### Written task
Please restate the following records word for word.

### Dataset records
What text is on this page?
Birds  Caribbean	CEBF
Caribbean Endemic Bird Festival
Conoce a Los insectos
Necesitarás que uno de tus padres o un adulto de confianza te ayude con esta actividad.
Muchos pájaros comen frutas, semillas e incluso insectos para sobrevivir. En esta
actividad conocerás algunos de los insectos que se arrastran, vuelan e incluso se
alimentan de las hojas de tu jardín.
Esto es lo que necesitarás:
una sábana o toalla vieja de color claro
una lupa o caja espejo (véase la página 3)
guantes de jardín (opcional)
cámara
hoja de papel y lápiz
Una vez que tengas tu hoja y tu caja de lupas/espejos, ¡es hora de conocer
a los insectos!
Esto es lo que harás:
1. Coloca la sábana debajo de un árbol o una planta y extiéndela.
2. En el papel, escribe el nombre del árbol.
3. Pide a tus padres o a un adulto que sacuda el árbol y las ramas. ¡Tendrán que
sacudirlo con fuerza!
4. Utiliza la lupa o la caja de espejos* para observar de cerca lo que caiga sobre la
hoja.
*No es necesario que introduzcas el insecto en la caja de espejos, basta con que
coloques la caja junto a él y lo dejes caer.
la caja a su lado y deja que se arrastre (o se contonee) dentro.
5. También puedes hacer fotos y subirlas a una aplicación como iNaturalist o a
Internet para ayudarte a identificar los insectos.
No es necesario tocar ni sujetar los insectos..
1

### Solution for this problem
What text is on this page?
Birds  Caribbean	CEBF
Caribbean Endemic Bird Festival
Conoce a Los insectos
Necesitarás que uno de tus padres o un adulto de confianza te ayude con esta actividad.
Muchos pájaros comen frutas, semillas e incluso insectos para sobrevivir. En esta
actividad conocerás algunos de los insectos que se arrastran, vuelan e incluso se
alimentan de las hojas de tu jardín.
Esto es lo que necesitarás:
una sábana o toalla vieja de color claro
una lupa o caja espejo (véase la página 3)
guantes de jardín (opcional)
cámara
hoja de papel y lápiz
Una vez que tengas tu hoja y tu caja de lupas/espejos, ¡es hora de conocer
a los insectos!
Esto es lo que harás:
1. Coloca la sábana debajo de un árbol o una planta y extiéndela.
2. En el papel, escribe el nombre del árbol.
3. Pide a tus padres o a un adulto que sacuda el árbol y las ramas. ¡Tendrán que
sacudirlo con fuerza!
4. Utiliza la lupa o la caja de espejos* para observar de cerca lo que caiga sobre la
hoja.
*No es necesario que introduzcas el insecto en la caja de espejos, basta con que
coloques la caja junto a él y lo dejes caer.
la caja a su lado y deja que se arrastre (o se contonee) dentro.
5. También puedes hacer fotos y subirlas a una aplicación como iNaturalist o a
Internet para ayudarte a identificar los insectos.
No es necesario tocar ni sujetar los insectos..
1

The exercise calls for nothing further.